• Written exercise
Extract each line containing the string "medidas".

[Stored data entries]

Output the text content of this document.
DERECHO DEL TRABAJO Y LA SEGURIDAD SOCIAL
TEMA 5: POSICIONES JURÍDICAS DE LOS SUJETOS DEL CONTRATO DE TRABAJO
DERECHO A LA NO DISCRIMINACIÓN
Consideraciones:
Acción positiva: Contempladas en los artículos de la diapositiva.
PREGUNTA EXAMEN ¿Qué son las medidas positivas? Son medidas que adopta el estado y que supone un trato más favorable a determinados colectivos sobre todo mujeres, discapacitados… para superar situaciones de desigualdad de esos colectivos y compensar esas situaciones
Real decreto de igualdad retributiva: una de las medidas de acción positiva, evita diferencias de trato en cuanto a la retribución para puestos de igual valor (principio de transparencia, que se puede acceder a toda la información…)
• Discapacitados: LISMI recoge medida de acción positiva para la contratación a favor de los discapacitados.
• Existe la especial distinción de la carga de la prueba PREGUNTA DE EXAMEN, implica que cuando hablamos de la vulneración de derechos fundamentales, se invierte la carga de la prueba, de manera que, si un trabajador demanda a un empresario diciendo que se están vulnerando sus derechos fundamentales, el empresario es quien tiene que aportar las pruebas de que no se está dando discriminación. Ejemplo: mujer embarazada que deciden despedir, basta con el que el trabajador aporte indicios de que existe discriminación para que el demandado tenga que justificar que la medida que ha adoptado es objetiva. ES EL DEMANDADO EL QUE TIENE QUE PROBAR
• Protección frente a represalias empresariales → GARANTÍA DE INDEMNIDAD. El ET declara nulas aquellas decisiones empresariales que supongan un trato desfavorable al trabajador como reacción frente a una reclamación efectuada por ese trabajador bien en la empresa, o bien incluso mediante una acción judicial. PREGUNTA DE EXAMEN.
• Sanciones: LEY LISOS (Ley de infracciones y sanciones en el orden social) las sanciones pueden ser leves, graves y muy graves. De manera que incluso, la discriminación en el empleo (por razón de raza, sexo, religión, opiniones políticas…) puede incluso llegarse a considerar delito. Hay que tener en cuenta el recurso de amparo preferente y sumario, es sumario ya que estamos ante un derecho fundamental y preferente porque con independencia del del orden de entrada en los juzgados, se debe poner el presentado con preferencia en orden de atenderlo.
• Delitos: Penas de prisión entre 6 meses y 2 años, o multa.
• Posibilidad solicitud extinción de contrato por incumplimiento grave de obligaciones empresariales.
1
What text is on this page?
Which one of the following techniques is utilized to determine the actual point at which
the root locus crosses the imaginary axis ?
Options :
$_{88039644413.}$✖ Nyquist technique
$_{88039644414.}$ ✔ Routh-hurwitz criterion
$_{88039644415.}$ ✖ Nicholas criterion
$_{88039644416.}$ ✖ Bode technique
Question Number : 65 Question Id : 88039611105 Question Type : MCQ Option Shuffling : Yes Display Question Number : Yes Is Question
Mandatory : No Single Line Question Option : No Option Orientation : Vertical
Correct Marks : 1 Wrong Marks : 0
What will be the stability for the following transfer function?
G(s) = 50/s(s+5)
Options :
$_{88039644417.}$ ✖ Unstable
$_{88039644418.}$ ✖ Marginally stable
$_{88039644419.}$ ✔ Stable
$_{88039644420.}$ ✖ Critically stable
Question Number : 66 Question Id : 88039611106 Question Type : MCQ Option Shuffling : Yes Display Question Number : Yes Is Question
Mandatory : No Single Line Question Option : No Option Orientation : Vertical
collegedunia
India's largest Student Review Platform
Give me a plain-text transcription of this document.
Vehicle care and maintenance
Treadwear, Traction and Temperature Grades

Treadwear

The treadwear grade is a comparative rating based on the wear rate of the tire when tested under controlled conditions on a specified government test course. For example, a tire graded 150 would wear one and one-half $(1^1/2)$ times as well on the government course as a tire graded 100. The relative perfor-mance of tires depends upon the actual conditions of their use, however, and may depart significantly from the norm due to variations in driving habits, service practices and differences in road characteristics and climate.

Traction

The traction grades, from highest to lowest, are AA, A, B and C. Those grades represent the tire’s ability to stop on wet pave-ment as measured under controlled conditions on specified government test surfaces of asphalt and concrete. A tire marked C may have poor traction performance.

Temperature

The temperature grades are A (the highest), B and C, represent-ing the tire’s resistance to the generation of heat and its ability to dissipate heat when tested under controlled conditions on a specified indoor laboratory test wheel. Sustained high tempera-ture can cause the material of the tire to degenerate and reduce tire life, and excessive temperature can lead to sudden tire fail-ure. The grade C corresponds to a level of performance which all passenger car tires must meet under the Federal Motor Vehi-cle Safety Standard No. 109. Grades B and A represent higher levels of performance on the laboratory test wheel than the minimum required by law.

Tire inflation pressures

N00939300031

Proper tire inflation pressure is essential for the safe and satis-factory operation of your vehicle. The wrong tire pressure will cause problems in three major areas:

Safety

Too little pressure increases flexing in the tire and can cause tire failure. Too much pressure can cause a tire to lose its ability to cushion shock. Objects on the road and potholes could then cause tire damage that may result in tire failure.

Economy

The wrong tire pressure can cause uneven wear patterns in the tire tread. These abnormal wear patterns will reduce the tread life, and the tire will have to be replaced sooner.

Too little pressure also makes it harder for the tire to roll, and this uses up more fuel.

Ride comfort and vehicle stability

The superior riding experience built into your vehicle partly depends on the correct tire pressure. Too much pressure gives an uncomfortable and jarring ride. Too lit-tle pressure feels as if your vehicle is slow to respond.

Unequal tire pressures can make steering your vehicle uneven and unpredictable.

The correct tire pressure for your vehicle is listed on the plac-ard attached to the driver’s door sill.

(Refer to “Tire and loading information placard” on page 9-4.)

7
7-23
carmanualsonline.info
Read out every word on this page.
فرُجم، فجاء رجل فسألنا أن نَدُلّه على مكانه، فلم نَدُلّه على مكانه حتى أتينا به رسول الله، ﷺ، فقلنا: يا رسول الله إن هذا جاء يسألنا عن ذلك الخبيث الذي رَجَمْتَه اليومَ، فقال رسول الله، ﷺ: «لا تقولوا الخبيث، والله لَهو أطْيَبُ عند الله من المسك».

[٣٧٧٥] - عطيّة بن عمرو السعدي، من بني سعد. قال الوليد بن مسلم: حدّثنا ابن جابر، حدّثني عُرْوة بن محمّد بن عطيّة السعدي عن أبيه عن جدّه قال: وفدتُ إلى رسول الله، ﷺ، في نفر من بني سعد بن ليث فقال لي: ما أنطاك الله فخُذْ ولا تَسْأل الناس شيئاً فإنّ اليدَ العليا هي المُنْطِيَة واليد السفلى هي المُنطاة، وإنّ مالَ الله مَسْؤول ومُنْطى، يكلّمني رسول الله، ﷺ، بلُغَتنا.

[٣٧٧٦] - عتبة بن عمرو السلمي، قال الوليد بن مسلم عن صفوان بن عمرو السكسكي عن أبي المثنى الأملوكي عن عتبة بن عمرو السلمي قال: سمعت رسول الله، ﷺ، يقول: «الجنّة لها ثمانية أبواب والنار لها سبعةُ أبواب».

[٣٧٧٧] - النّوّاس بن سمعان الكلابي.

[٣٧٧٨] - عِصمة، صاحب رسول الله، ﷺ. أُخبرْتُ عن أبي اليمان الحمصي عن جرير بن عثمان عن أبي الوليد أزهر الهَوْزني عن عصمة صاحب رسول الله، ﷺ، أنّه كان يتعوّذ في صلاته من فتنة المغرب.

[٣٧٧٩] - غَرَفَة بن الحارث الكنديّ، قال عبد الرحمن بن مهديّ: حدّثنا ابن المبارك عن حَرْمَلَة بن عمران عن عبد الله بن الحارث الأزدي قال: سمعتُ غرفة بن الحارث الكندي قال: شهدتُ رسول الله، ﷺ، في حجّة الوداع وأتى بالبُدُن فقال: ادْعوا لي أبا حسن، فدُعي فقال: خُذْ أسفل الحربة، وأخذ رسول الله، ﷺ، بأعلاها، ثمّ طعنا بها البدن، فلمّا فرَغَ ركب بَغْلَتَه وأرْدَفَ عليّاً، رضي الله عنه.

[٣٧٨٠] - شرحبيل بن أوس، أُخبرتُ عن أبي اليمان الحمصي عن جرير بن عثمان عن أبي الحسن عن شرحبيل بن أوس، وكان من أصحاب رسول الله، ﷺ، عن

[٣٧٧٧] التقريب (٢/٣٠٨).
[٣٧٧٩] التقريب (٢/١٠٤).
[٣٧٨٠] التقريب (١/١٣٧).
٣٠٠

• Finished answer
PREGUNTA EXAMEN ¿Qué son las medidas positivas? Son medidas que adopta el estado y que supone un trato más favorable a determinados colectivos sobre todo mujeres, discapacitados… para superar situaciones de desigualdad de esos colectivos y compensar esas situaciones
Real decreto de igualdad retributiva: una de las medidas de acción positiva, evita diferencias de trato en cuanto a la retribución para puestos de igual valor (principio de transparencia, que se puede acceder a toda la información…)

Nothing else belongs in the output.